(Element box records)
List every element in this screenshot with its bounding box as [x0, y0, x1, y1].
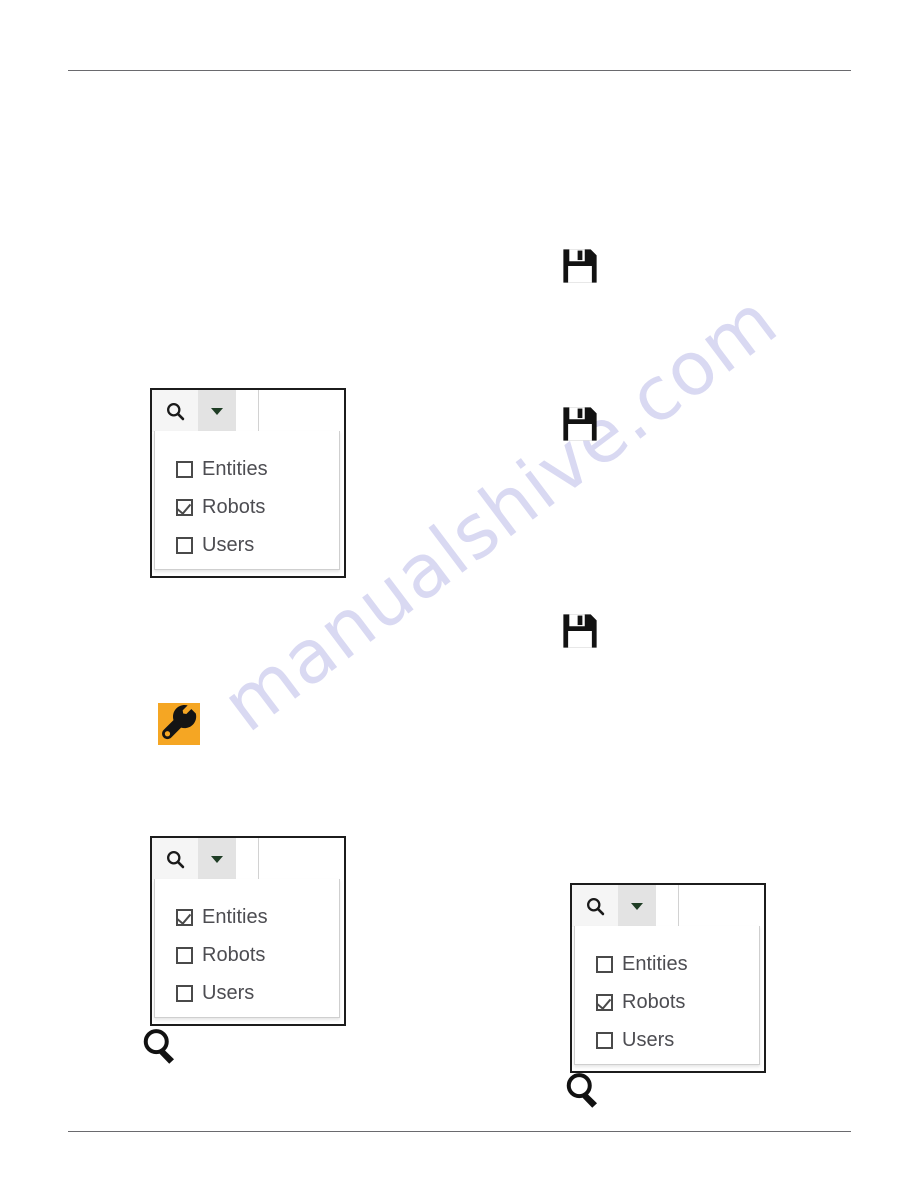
option-label: Robots — [202, 944, 266, 966]
checkbox-robots[interactable] — [176, 946, 193, 964]
toolbar-empty-area — [679, 885, 764, 927]
search-dropdown-3[interactable]: Entities Robots Users — [570, 883, 766, 1073]
checkbox-robots[interactable] — [596, 993, 613, 1011]
chevron-down-icon — [631, 902, 643, 910]
document-page: manualshive.com Entities Robots Users En… — [0, 0, 918, 1188]
magnifier-icon[interactable] — [563, 1070, 603, 1110]
search-toolbar — [570, 883, 766, 927]
option-label: Entities — [202, 906, 268, 928]
checkbox-users[interactable] — [176, 984, 193, 1002]
option-label: Entities — [202, 458, 268, 480]
checkbox-robots[interactable] — [176, 498, 193, 516]
option-label: Users — [202, 534, 255, 556]
options-panel: Entities Robots Users — [150, 431, 346, 578]
magnifier-icon[interactable] — [140, 1026, 180, 1066]
chevron-down-icon — [211, 855, 223, 863]
option-entities[interactable]: Entities — [176, 898, 344, 936]
option-entities[interactable]: Entities — [176, 450, 344, 488]
save-floppy-icon[interactable] — [561, 247, 599, 285]
checkbox-entities[interactable] — [176, 460, 193, 478]
option-robots[interactable]: Robots — [176, 488, 344, 526]
option-label: Robots — [622, 991, 686, 1013]
option-label: Robots — [202, 496, 266, 518]
search-icon — [586, 897, 604, 915]
save-floppy-icon[interactable] — [561, 405, 599, 443]
dropdown-toggle-button[interactable] — [618, 885, 656, 927]
option-robots[interactable]: Robots — [176, 936, 344, 974]
search-button[interactable] — [152, 838, 198, 880]
wrench-tool-icon[interactable] — [158, 703, 200, 745]
options-list: Entities Robots Users — [152, 894, 344, 1012]
chevron-down-icon — [211, 407, 223, 415]
checkbox-entities[interactable] — [596, 955, 613, 973]
option-users[interactable]: Users — [176, 526, 344, 564]
search-icon — [166, 402, 184, 420]
search-dropdown-2[interactable]: Entities Robots Users — [150, 836, 346, 1026]
checkbox-users[interactable] — [176, 536, 193, 554]
toolbar-empty-area — [259, 838, 344, 880]
footer-rule — [68, 1131, 851, 1132]
search-button[interactable] — [152, 390, 198, 432]
option-label: Users — [202, 982, 255, 1004]
checkbox-entities[interactable] — [176, 908, 193, 926]
search-toolbar — [150, 388, 346, 432]
search-dropdown-1[interactable]: Entities Robots Users — [150, 388, 346, 578]
toolbar-empty-area — [259, 390, 344, 432]
option-label: Entities — [622, 953, 688, 975]
search-button[interactable] — [572, 885, 618, 927]
option-users[interactable]: Users — [176, 974, 344, 1012]
options-list: Entities Robots Users — [152, 446, 344, 564]
search-toolbar — [150, 836, 346, 880]
options-panel: Entities Robots Users — [570, 926, 766, 1073]
dropdown-toggle-button[interactable] — [198, 390, 236, 432]
option-robots[interactable]: Robots — [596, 983, 764, 1021]
option-entities[interactable]: Entities — [596, 945, 764, 983]
checkbox-users[interactable] — [596, 1031, 613, 1049]
search-icon — [166, 850, 184, 868]
option-users[interactable]: Users — [596, 1021, 764, 1059]
options-list: Entities Robots Users — [572, 941, 764, 1059]
option-label: Users — [622, 1029, 675, 1051]
header-rule — [68, 70, 851, 71]
options-panel: Entities Robots Users — [150, 879, 346, 1026]
save-floppy-icon[interactable] — [561, 612, 599, 650]
dropdown-toggle-button[interactable] — [198, 838, 236, 880]
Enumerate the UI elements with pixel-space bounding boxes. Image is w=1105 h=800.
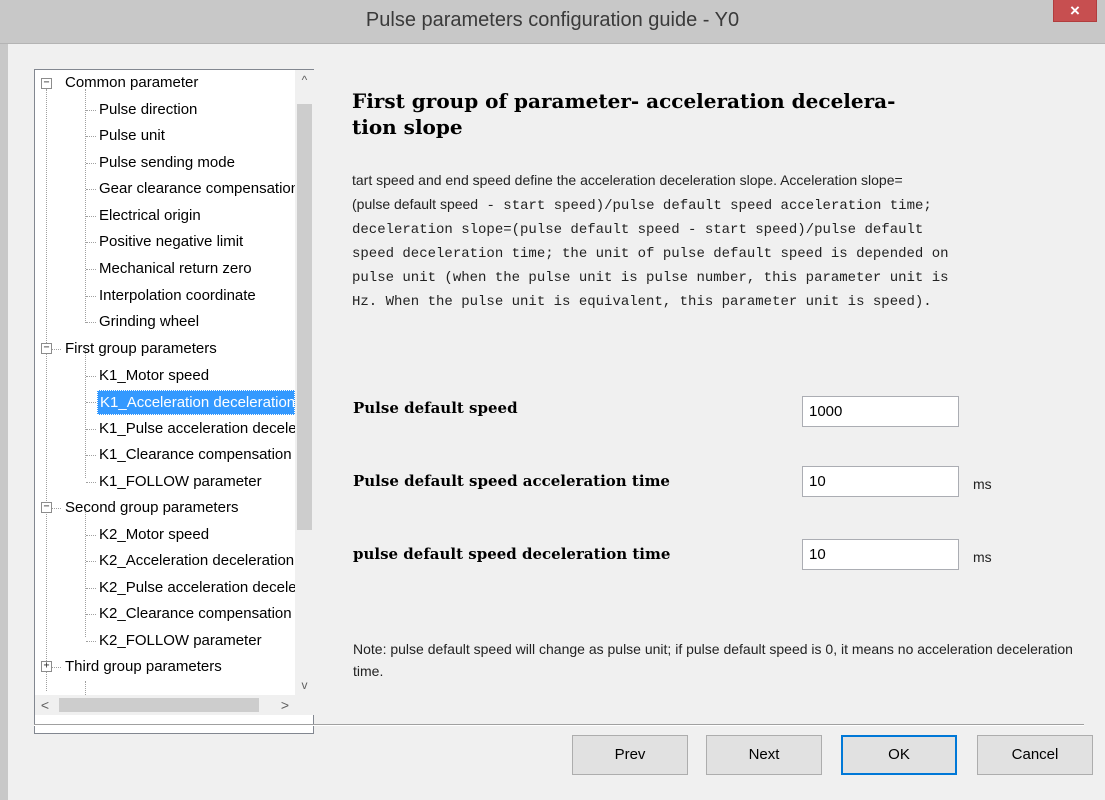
tree-line (85, 681, 86, 695)
note-text: Note: pulse default speed will change as… (353, 641, 1073, 679)
tree-item-grinding-wheel[interactable]: Grinding wheel (99, 309, 199, 335)
vertical-scroll-thumb[interactable] (297, 104, 312, 530)
title-bar[interactable]: Pulse parameters configuration guide - Y… (0, 0, 1105, 44)
collapse-icon[interactable]: − (41, 78, 52, 89)
tree-group-second-group[interactable]: Second group parameters (65, 495, 238, 521)
tree-line (86, 429, 96, 430)
tree-item-k2-acceleration-deceleration[interactable]: K2_Acceleration deceleration (99, 548, 294, 574)
pulse-default-speed-input[interactable]: 1000 (802, 396, 959, 427)
scroll-left-icon[interactable]: < (35, 695, 55, 715)
tree-vertical-scrollbar[interactable]: ^ v (295, 70, 314, 695)
description-fragment: (pulse default speed (352, 196, 479, 212)
tree-item-k1-pulse-acceleration[interactable]: K1_Pulse acceleration deceleration (99, 416, 295, 442)
section-description: tart speed and end speed define the acce… (352, 168, 1082, 314)
scroll-down-icon[interactable]: v (295, 675, 314, 695)
scroll-up-icon[interactable]: ^ (295, 70, 314, 90)
tree-line (85, 350, 86, 478)
tree-line (86, 641, 96, 642)
collapse-icon[interactable]: − (41, 343, 52, 354)
tree-line (86, 189, 96, 190)
scrollbar-corner (295, 695, 314, 715)
close-button[interactable]: × (1053, 0, 1097, 22)
tree-line (46, 89, 47, 691)
window-title: Pulse parameters configuration guide - Y… (365, 9, 740, 31)
tree-item-positive-negative-limit[interactable]: Positive negative limit (99, 229, 243, 255)
dialog-client-area: − Common parameter Pulse direction Pulse… (8, 44, 1105, 800)
description-line: pulse unit (when the pulse unit is pulse… (352, 270, 949, 286)
dialog-window: Pulse parameters configuration guide - Y… (0, 0, 1105, 800)
next-button[interactable]: Next (706, 735, 822, 775)
tree-line (86, 322, 96, 323)
tree-item-mechanical-return-zero[interactable]: Mechanical return zero (99, 256, 252, 282)
tree-line (86, 614, 96, 615)
acceleration-time-label: Pulse default speed acceleration time (353, 472, 670, 490)
parameter-tree[interactable]: − Common parameter Pulse direction Pulse… (34, 69, 314, 734)
collapse-icon[interactable]: + (41, 661, 52, 672)
tree-item-electrical-origin[interactable]: Electrical origin (99, 203, 201, 229)
tree-line (86, 269, 96, 270)
tree-item-k1-clearance-compensation[interactable]: K1_Clearance compensation (99, 442, 292, 468)
scroll-right-icon[interactable]: > (275, 695, 295, 715)
tree-group-common-parameter[interactable]: Common parameter (65, 70, 198, 96)
deceleration-time-unit: ms (973, 549, 992, 565)
description-line: Hz. When the pulse unit is equivalent, t… (352, 294, 932, 310)
tree-line (86, 163, 96, 164)
tree-group-first-group[interactable]: First group parameters (65, 336, 217, 362)
tree-item-k1-acceleration-deceleration[interactable]: K1_Acceleration deceleration (97, 390, 295, 415)
cancel-button[interactable]: Cancel (977, 735, 1093, 775)
horizontal-scroll-thumb[interactable] (59, 698, 259, 712)
tree-line (86, 588, 96, 589)
tree-horizontal-scrollbar[interactable]: < > (35, 695, 314, 715)
tree-item-k2-follow-parameter[interactable]: K2_FOLLOW parameter (99, 628, 262, 654)
tree-item-pulse-sending-mode[interactable]: Pulse sending mode (99, 150, 235, 176)
tree-group-third-group[interactable]: Third group parameters (65, 654, 222, 680)
deceleration-time-input[interactable]: 10 (802, 539, 959, 570)
tree-item-k1-motor-speed[interactable]: K1_Motor speed (99, 363, 209, 389)
tree-item-gear-clearance[interactable]: Gear clearance compensation (99, 176, 295, 202)
ok-button[interactable]: OK (841, 735, 957, 775)
tree-line (86, 402, 96, 403)
description-fragment: - start speed)/pulse default speed accel… (478, 198, 932, 214)
tree-line (86, 455, 96, 456)
description-line: deceleration slope=(pulse default speed … (352, 222, 924, 238)
description-line: (pulse default speed - start speed)/puls… (352, 192, 1082, 218)
tree-line (86, 482, 96, 483)
tree-item-k2-pulse-acceleration[interactable]: K2_Pulse acceleration deceleration (99, 575, 295, 601)
tree-line (85, 509, 86, 637)
collapse-icon[interactable]: − (41, 502, 52, 513)
tree-line (86, 136, 96, 137)
prev-button[interactable]: Prev (572, 735, 688, 775)
window-left-border (0, 44, 8, 800)
acceleration-time-unit: ms (973, 476, 992, 492)
tree-item-pulse-unit[interactable]: Pulse unit (99, 123, 165, 149)
tree-line (86, 242, 96, 243)
pulse-default-speed-label: Pulse default speed (353, 399, 518, 417)
tree-line (86, 296, 96, 297)
button-separator (34, 724, 1084, 726)
description-line: tart speed and end speed define the acce… (352, 172, 903, 188)
tree-line (86, 216, 96, 217)
tree-item-k2-motor-speed[interactable]: K2_Motor speed (99, 522, 209, 548)
description-line: speed deceleration time; the unit of pul… (352, 246, 949, 262)
tree-line (86, 561, 96, 562)
tree-line (86, 376, 96, 377)
tree-line (86, 535, 96, 536)
tree-item-pulse-direction[interactable]: Pulse direction (99, 97, 197, 123)
deceleration-time-label: pulse default speed deceleration time (353, 545, 671, 563)
tree-line (85, 89, 86, 323)
tree-items: − Common parameter Pulse direction Pulse… (35, 70, 295, 695)
tree-item-k2-clearance-compensation[interactable]: K2_Clearance compensation (99, 601, 292, 627)
tree-item-interpolation-coordinate[interactable]: Interpolation coordinate (99, 283, 256, 309)
acceleration-time-input[interactable]: 10 (802, 466, 959, 497)
section-heading: First group of parameter- acceleration d… (352, 89, 896, 139)
tree-line (86, 110, 96, 111)
tree-item-k1-follow-parameter[interactable]: K1_FOLLOW parameter (99, 469, 262, 495)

_Problem requirements_. Rename "chevron-down-icon" to "caret-down-icon" in everything from the line containing "option-label: Robots — [202, 944, 266, 966]" down to the line containing "option-label: Entities — [202, 906, 268, 928]" in the material above. Reproduce only those lines, leaving all else in them unchanged.

_Answer in full_.
option-label: Robots — [202, 944, 266, 966]
checkbox-robots[interactable] — [176, 946, 193, 964]
toolbar-empty-area — [679, 885, 764, 927]
search-dropdown-3[interactable]: Entities Robots Users — [570, 883, 766, 1073]
checkbox-robots[interactable] — [596, 993, 613, 1011]
caret-down-icon — [631, 902, 643, 910]
document-page: manualshive.com Entities Robots Users En… — [0, 0, 918, 1188]
magnifier-icon[interactable] — [563, 1070, 603, 1110]
search-toolbar — [570, 883, 766, 927]
option-label: Entities — [202, 906, 268, 928]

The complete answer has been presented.